ENTRIES SUPPLIED:
-- -- --

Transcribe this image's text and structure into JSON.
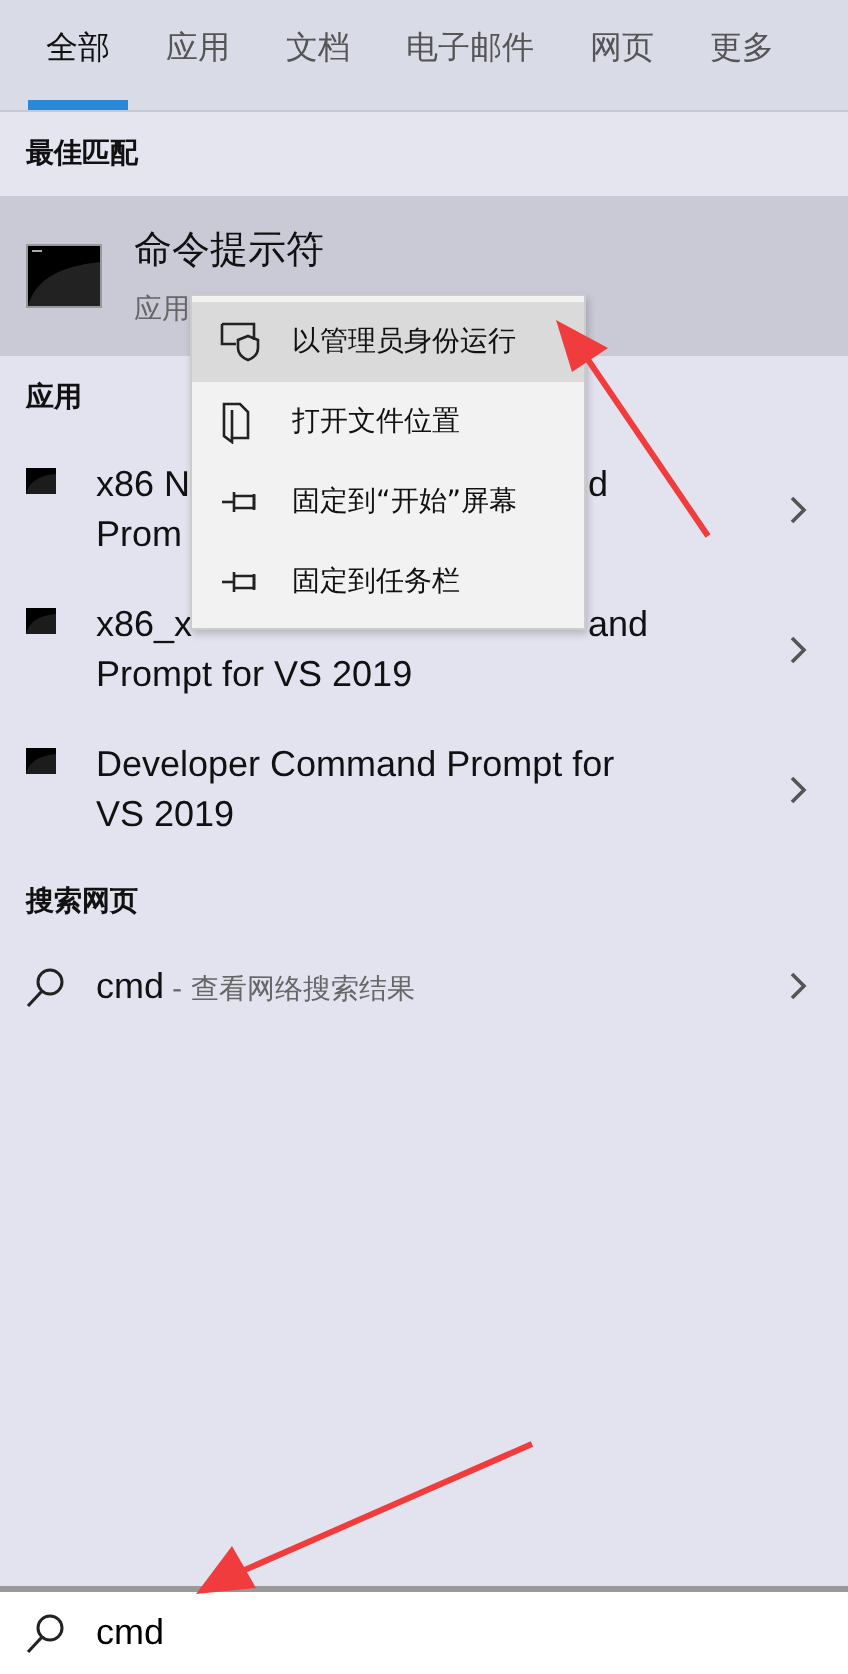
{
  "tabs": [
    {
      "label": "全部",
      "selected": true
    },
    {
      "label": "应用",
      "selected": false
    },
    {
      "label": "文档",
      "selected": false
    },
    {
      "label": "电子邮件",
      "selected": false
    },
    {
      "label": "网页",
      "selected": false
    },
    {
      "label": "更多",
      "selected": false
    }
  ],
  "best_match": {
    "heading": "最佳匹配",
    "title": "命令提示符",
    "subtitle": "应用",
    "selected": true
  },
  "apps": {
    "heading": "应用",
    "items": [
      {
        "lines": [
          [
            "x86 N",
            "d"
          ],
          [
            "Prom"
          ]
        ]
      },
      {
        "lines": [
          [
            "x86_x",
            "and"
          ],
          [
            "Prompt for VS 2019"
          ]
        ]
      },
      {
        "lines": [
          [
            "Developer Command Prompt for"
          ],
          [
            "VS 2019"
          ]
        ]
      }
    ]
  },
  "web": {
    "heading": "搜索网页",
    "query": "cmd",
    "hint": "- 查看网络搜索结果"
  },
  "context_menu": [
    {
      "kind": "admin",
      "label": "以管理员身份运行",
      "selected": true
    },
    {
      "kind": "folder",
      "label": "打开文件位置",
      "selected": false
    },
    {
      "kind": "pin",
      "label": "固定到“开始”屏幕",
      "selected": false
    },
    {
      "kind": "pin",
      "label": "固定到任务栏",
      "selected": false
    }
  ],
  "search": {
    "value": "cmd"
  }
}
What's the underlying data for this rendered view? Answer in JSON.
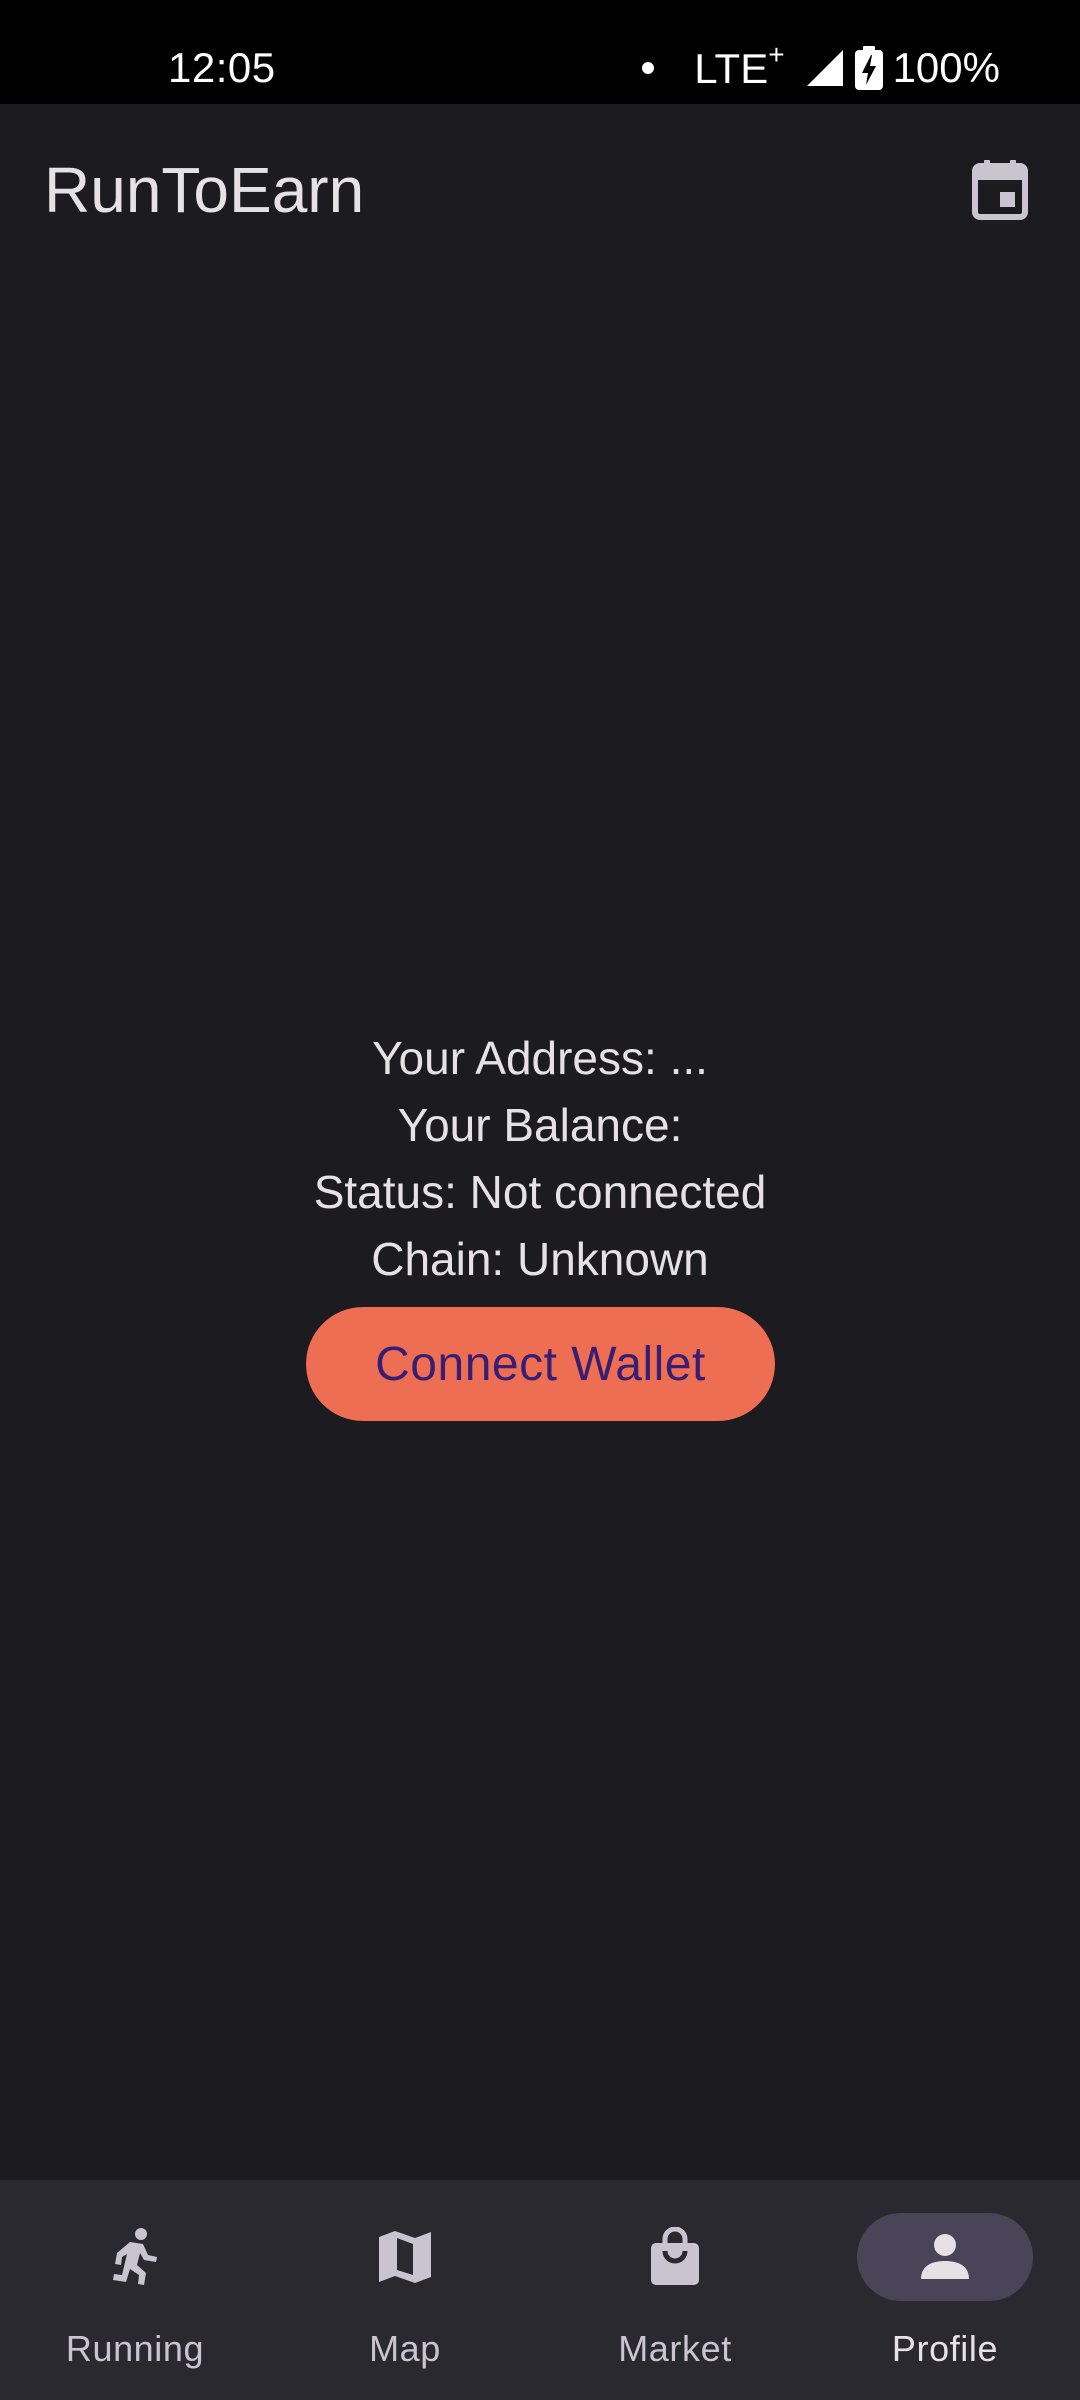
{
  "status_bar": {
    "time": "12:05",
    "network": "LTE",
    "network_suffix": "+",
    "battery": "100%",
    "icons": [
      "notification-dot-icon",
      "signal-icon",
      "battery-charging-icon"
    ]
  },
  "app_bar": {
    "title": "RunToEarn",
    "action_icon": "calendar-icon"
  },
  "wallet": {
    "address_line": "Your Address: ...",
    "balance_line": "Your Balance:",
    "status_line": "Status: Not connected",
    "chain_line": "Chain: Unknown",
    "connect_label": "Connect Wallet"
  },
  "bottom_nav": {
    "items": [
      {
        "label": "Running",
        "icon": "running-icon",
        "active": false
      },
      {
        "label": "Map",
        "icon": "map-icon",
        "active": false
      },
      {
        "label": "Market",
        "icon": "shopping-bag-icon",
        "active": false
      },
      {
        "label": "Profile",
        "icon": "person-icon",
        "active": true
      }
    ]
  },
  "colors": {
    "background": "#1c1b1f",
    "status_bar": "#000000",
    "nav_background": "#2b2930",
    "nav_active_indicator": "#4a4458",
    "button_background": "#ee6e53",
    "button_text": "#371e73",
    "text_primary": "#e6e1e5",
    "text_secondary": "#cac4d0"
  }
}
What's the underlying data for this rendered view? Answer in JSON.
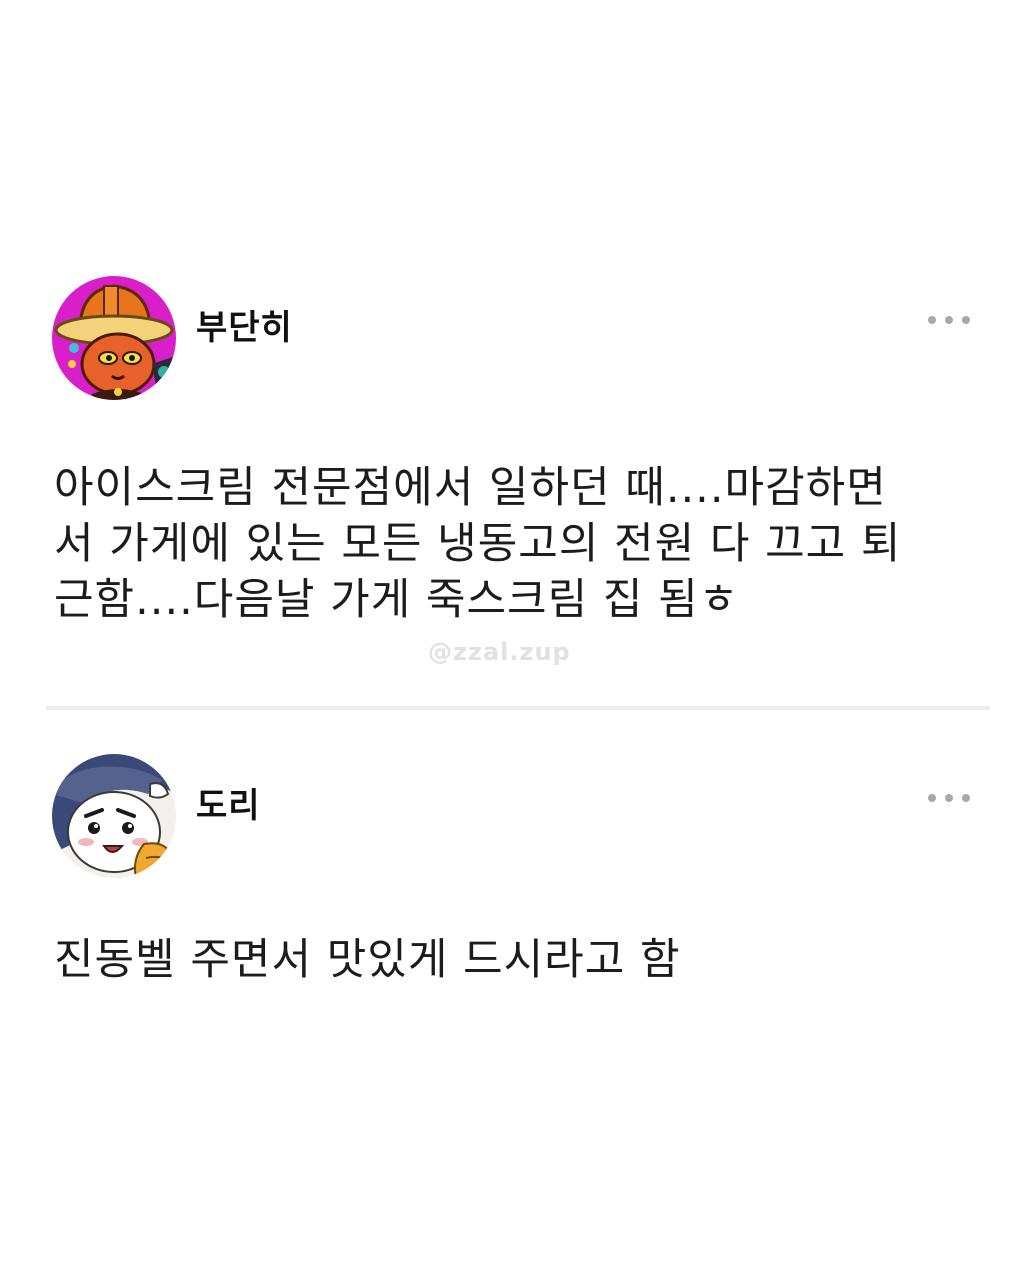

-- -- --

WHAT TO PRODUCE: Keep the pictures out and write out the records exactly.

EXPECTED ANSWER:
Transcribe this image's text and structure into JSON.
{
  "tabs": [
    {
      "label": "全部",
      "selected": true
    },
    {
      "label": "应用",
      "selected": false
    },
    {
      "label": "文档",
      "selected": false
    },
    {
      "label": "电子邮件",
      "selected": false
    },
    {
      "label": "网页",
      "selected": false
    },
    {
      "label": "更多",
      "selected": false
    }
  ],
  "best_match": {
    "heading": "最佳匹配",
    "title": "命令提示符",
    "subtitle": "应用",
    "selected": true
  },
  "apps": {
    "heading": "应用",
    "items": [
      {
        "lines": [
          [
            "x86 N",
            "d"
          ],
          [
            "Prom"
          ]
        ]
      },
      {
        "lines": [
          [
            "x86_x",
            "and"
          ],
          [
            "Prompt for VS 2019"
          ]
        ]
      },
      {
        "lines": [
          [
            "Developer Command Prompt for"
          ],
          [
            "VS 2019"
          ]
        ]
      }
    ]
  },
  "web": {
    "heading": "搜索网页",
    "query": "cmd",
    "hint": "- 查看网络搜索结果"
  },
  "context_menu": [
    {
      "kind": "admin",
      "label": "以管理员身份运行",
      "selected": true
    },
    {
      "kind": "folder",
      "label": "打开文件位置",
      "selected": false
    },
    {
      "kind": "pin",
      "label": "固定到“开始”屏幕",
      "selected": false
    },
    {
      "kind": "pin",
      "label": "固定到任务栏",
      "selected": false
    }
  ],
  "search": {
    "value": "cmd"
  }
}
What's the underlying data for this rendered view? Answer in JSON.
{
  "status_bar": {
    "time": "12:05",
    "network": "LTE",
    "network_suffix": "+",
    "battery": "100%",
    "icons": [
      "notification-dot-icon",
      "signal-icon",
      "battery-charging-icon"
    ]
  },
  "app_bar": {
    "title": "RunToEarn",
    "action_icon": "calendar-icon"
  },
  "wallet": {
    "address_line": "Your Address: ...",
    "balance_line": "Your Balance:",
    "status_line": "Status: Not connected",
    "chain_line": "Chain: Unknown",
    "connect_label": "Connect Wallet"
  },
  "bottom_nav": {
    "items": [
      {
        "label": "Running",
        "icon": "running-icon",
        "active": false
      },
      {
        "label": "Map",
        "icon": "map-icon",
        "active": false
      },
      {
        "label": "Market",
        "icon": "shopping-bag-icon",
        "active": false
      },
      {
        "label": "Profile",
        "icon": "person-icon",
        "active": true
      }
    ]
  },
  "colors": {
    "background": "#1c1b1f",
    "status_bar": "#000000",
    "nav_background": "#2b2930",
    "nav_active_indicator": "#4a4458",
    "button_background": "#ee6e53",
    "button_text": "#371e73",
    "text_primary": "#e6e1e5",
    "text_secondary": "#cac4d0"
  }
}
What's the underlying data for this rendered view? Answer in JSON.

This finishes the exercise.